— START OF Records provided —

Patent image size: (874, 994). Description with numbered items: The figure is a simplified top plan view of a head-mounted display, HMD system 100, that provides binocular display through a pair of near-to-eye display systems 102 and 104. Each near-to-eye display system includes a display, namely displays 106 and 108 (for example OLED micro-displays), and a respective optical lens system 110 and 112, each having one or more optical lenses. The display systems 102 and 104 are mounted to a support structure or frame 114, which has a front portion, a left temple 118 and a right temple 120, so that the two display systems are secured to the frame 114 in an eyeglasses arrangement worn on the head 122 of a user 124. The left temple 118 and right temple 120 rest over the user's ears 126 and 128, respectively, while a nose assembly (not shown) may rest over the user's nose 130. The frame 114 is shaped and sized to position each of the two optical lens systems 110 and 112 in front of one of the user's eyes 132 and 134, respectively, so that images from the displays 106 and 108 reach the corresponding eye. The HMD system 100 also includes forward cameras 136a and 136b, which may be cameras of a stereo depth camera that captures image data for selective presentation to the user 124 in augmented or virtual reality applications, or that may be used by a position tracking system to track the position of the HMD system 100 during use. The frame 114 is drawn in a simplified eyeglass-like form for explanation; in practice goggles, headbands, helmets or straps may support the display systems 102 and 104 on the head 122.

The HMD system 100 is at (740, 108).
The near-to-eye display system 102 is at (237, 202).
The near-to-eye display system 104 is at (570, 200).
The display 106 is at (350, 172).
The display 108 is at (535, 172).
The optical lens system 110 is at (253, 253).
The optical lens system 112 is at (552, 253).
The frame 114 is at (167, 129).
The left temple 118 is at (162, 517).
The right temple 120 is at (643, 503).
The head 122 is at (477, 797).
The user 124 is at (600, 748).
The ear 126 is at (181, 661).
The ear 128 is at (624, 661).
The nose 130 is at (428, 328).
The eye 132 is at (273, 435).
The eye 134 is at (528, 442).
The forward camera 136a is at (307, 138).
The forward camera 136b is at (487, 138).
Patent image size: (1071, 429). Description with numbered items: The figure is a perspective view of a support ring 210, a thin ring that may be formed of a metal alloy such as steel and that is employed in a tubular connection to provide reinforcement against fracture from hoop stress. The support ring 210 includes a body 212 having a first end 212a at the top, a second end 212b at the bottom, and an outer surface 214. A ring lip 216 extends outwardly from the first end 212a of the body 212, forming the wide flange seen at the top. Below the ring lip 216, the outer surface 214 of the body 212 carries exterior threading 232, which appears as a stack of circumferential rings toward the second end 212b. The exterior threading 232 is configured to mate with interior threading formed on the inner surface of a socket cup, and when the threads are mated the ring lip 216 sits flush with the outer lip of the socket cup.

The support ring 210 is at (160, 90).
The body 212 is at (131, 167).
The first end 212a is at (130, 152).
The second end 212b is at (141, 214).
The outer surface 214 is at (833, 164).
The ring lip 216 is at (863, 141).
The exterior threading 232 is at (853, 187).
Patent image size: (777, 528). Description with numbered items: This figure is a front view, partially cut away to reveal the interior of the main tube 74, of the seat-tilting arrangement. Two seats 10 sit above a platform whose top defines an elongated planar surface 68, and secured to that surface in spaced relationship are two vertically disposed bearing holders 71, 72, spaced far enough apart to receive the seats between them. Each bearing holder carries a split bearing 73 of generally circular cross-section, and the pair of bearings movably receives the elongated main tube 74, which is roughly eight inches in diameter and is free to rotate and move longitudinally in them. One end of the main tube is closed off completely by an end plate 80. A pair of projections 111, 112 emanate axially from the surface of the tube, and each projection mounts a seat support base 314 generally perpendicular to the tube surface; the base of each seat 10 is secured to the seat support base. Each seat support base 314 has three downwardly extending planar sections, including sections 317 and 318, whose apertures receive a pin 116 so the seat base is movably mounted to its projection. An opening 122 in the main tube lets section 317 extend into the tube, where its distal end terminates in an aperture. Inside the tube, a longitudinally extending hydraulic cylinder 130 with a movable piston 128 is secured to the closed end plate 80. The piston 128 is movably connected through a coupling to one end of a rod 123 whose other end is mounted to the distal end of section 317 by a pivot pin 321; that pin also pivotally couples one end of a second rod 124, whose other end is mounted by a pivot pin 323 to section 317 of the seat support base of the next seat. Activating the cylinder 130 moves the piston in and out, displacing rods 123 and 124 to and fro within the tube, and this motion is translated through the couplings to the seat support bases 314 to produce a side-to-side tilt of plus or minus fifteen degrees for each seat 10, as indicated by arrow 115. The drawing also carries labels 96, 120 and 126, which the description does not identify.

— END OF Records provided —

Copy all of the material above word for word, line by line.

### [Correct output]
Patent image size: (874, 994). Description with numbered items: The figure is a simplified top plan view of a head-mounted display, HMD system 100, that provides binocular display through a pair of near-to-eye display systems 102 and 104. Each near-to-eye display system includes a display, namely displays 106 and 108 (for example OLED micro-displays), and a respective optical lens system 110 and 112, each having one or more optical lenses. The display systems 102 and 104 are mounted to a support structure or frame 114, which has a front portion, a left temple 118 and a right temple 120, so that the two display systems are secured to the frame 114 in an eyeglasses arrangement worn on the head 122 of a user 124. The left temple 118 and right temple 120 rest over the user's ears 126 and 128, respectively, while a nose assembly (not shown) may rest over the user's nose 130. The frame 114 is shaped and sized to position each of the two optical lens systems 110 and 112 in front of one of the user's eyes 132 and 134, respectively, so that images from the displays 106 and 108 reach the corresponding eye. The HMD system 100 also includes forward cameras 136a and 136b, which may be cameras of a stereo depth camera that captures image data for selective presentation to the user 124 in augmented or virtual reality applications, or that may be used by a position tracking system to track the position of the HMD system 100 during use. The frame 114 is drawn in a simplified eyeglass-like form for explanation; in practice goggles, headbands, helmets or straps may support the display systems 102 and 104 on the head 122.

The HMD system 100 is at (740, 108).
The near-to-eye display system 102 is at (237, 202).
The near-to-eye display system 104 is at (570, 200).
The display 106 is at (350, 172).
The display 108 is at (535, 172).
The optical lens system 110 is at (253, 253).
The optical lens system 112 is at (552, 253).
The frame 114 is at (167, 129).
The left temple 118 is at (162, 517).
The right temple 120 is at (643, 503).
The head 122 is at (477, 797).
The user 124 is at (600, 748).
The ear 126 is at (181, 661).
The ear 128 is at (624, 661).
The nose 130 is at (428, 328).
The eye 132 is at (273, 435).
The eye 134 is at (528, 442).
The forward camera 136a is at (307, 138).
The forward camera 136b is at (487, 138).
Patent image size: (1071, 429). Description with numbered items: The figure is a perspective view of a support ring 210, a thin ring that may be formed of a metal alloy such as steel and that is employed in a tubular connection to provide reinforcement against fracture from hoop stress. The support ring 210 includes a body 212 having a first end 212a at the top, a second end 212b at the bottom, and an outer surface 214. A ring lip 216 extends outwardly from the first end 212a of the body 212, forming the wide flange seen at the top. Below the ring lip 216, the outer surface 214 of the body 212 carries exterior threading 232, which appears as a stack of circumferential rings toward the second end 212b. The exterior threading 232 is configured to mate with interior threading formed on the inner surface of a socket cup, and when the threads are mated the ring lip 216 sits flush with the outer lip of the socket cup.

The support ring 210 is at (160, 90).
The body 212 is at (131, 167).
The first end 212a is at (130, 152).
The second end 212b is at (141, 214).
The outer surface 214 is at (833, 164).
The ring lip 216 is at (863, 141).
The exterior threading 232 is at (853, 187).
Patent image size: (777, 528). Description with numbered items: This figure is a front view, partially cut away to reveal the interior of the main tube 74, of the seat-tilting arrangement. Two seats 10 sit above a platform whose top defines an elongated planar surface 68, and secured to that surface in spaced relationship are two vertically disposed bearing holders 71, 72, spaced far enough apart to receive the seats between them. Each bearing holder carries a split bearing 73 of generally circular cross-section, and the pair of bearings movably receives the elongated main tube 74, which is roughly eight inches in diameter and is free to rotate and move longitudinally in them. One end of the main tube is closed off completely by an end plate 80. A pair of projections 111, 112 emanate axially from the surface of the tube, and each projection mounts a seat support base 314 generally perpendicular to the tube surface; the base of each seat 10 is secured to the seat support base. Each seat support base 314 has three downwardly extending planar sections, including sections 317 and 318, whose apertures receive a pin 116 so the seat base is movably mounted to its projection. An opening 122 in the main tube lets section 317 extend into the tube, where its distal end terminates in an aperture. Inside the tube, a longitudinally extending hydraulic cylinder 130 with a movable piston 128 is secured to the closed end plate 80. The piston 128 is movably connected through a coupling to one end of a rod 123 whose other end is mounted to the distal end of section 317 by a pivot pin 321; that pin also pivotally couples one end of a second rod 124, whose other end is mounted by a pivot pin 323 to section 317 of the seat support base of the next seat. Activating the cylinder 130 moves the piston in and out, displacing rods 123 and 124 to and fro within the tube, and this motion is translated through the couplings to the seat support bases 314 to produce a side-to-side tilt of plus or minus fifteen degrees for each seat 10, as indicated by arrow 115. The drawing also carries labels 96, 120 and 126, which the description does not identify.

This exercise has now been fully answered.